Problem requirements - Copy out the listing below line for line, starting at its very first line and ending with the line that contains "x-tick-labels: 0 17", including both of those lines.

▬▬▬

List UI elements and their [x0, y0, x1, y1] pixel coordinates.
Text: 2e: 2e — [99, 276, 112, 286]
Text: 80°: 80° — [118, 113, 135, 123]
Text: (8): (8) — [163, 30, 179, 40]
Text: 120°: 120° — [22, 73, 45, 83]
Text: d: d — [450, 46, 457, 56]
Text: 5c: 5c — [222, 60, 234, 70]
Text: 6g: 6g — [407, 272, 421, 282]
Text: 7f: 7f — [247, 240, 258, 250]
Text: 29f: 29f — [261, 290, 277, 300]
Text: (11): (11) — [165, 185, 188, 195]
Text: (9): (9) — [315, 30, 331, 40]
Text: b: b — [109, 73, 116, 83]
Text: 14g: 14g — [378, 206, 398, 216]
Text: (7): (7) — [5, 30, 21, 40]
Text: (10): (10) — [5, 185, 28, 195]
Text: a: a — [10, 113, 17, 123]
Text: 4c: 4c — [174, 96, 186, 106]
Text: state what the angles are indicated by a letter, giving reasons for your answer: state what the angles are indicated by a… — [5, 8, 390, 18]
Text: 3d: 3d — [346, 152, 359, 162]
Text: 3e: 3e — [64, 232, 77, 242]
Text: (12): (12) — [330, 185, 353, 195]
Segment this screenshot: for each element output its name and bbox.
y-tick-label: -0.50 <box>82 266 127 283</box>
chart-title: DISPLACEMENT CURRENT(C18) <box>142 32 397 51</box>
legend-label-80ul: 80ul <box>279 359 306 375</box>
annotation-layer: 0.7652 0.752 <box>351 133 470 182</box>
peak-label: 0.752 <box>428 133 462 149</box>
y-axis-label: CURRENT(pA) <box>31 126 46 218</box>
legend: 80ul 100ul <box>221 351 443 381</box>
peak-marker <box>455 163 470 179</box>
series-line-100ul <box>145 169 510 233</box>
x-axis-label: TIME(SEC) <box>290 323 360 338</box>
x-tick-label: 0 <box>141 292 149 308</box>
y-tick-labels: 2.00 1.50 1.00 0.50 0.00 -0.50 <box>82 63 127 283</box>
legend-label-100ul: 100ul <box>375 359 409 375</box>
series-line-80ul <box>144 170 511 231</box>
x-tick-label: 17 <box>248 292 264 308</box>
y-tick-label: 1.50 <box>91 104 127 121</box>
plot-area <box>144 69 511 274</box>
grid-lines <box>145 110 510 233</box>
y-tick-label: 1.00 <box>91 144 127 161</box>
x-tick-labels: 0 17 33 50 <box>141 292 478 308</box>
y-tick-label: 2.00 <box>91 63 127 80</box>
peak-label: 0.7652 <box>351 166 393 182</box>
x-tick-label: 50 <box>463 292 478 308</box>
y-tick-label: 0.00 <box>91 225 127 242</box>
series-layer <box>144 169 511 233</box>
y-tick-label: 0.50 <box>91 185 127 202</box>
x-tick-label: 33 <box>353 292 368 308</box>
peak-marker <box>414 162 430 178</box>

▬▬▬

Reply to the exercise -
List UI elements and their [x0, y0, x1, y1] pixel coordinates.
Text: 2e: 2e — [99, 276, 112, 286]
Text: 80°: 80° — [118, 113, 135, 123]
Text: (8): (8) — [163, 30, 179, 40]
Text: 120°: 120° — [22, 73, 45, 83]
Text: d: d — [450, 46, 457, 56]
Text: 5c: 5c — [222, 60, 234, 70]
Text: 6g: 6g — [407, 272, 421, 282]
Text: 7f: 7f — [247, 240, 258, 250]
Text: 29f: 29f — [261, 290, 277, 300]
Text: (11): (11) — [165, 185, 188, 195]
Text: (9): (9) — [315, 30, 331, 40]
Text: b: b — [109, 73, 116, 83]
Text: 14g: 14g — [378, 206, 398, 216]
Text: (7): (7) — [5, 30, 21, 40]
Text: (10): (10) — [5, 185, 28, 195]
Text: a: a — [10, 113, 17, 123]
Text: 4c: 4c — [174, 96, 186, 106]
Text: state what the angles are indicated by a letter, giving reasons for your answer: state what the angles are indicated by a… — [5, 8, 390, 18]
Text: 3d: 3d — [346, 152, 359, 162]
Text: 3e: 3e — [64, 232, 77, 242]
Text: (12): (12) — [330, 185, 353, 195]
Segment this screenshot: for each element output its name and bbox.
y-tick-label: -0.50 <box>82 266 127 283</box>
chart-title: DISPLACEMENT CURRENT(C18) <box>142 32 397 51</box>
legend-label-80ul: 80ul <box>279 359 306 375</box>
annotation-layer: 0.7652 0.752 <box>351 133 470 182</box>
peak-label: 0.752 <box>428 133 462 149</box>
y-axis-label: CURRENT(pA) <box>31 126 46 218</box>
legend: 80ul 100ul <box>221 351 443 381</box>
peak-marker <box>455 163 470 179</box>
series-line-100ul <box>145 169 510 233</box>
x-axis-label: TIME(SEC) <box>290 323 360 338</box>
x-tick-label: 0 <box>141 292 149 308</box>
y-tick-labels: 2.00 1.50 1.00 0.50 0.00 -0.50 <box>82 63 127 283</box>
legend-label-100ul: 100ul <box>375 359 409 375</box>
series-line-80ul <box>144 170 511 231</box>
x-tick-label: 17 <box>248 292 264 308</box>
y-tick-label: 1.50 <box>91 104 127 121</box>
plot-area <box>144 69 511 274</box>
grid-lines <box>145 110 510 233</box>
y-tick-label: 1.00 <box>91 144 127 161</box>
x-tick-labels: 0 17 33 50 <box>141 292 478 308</box>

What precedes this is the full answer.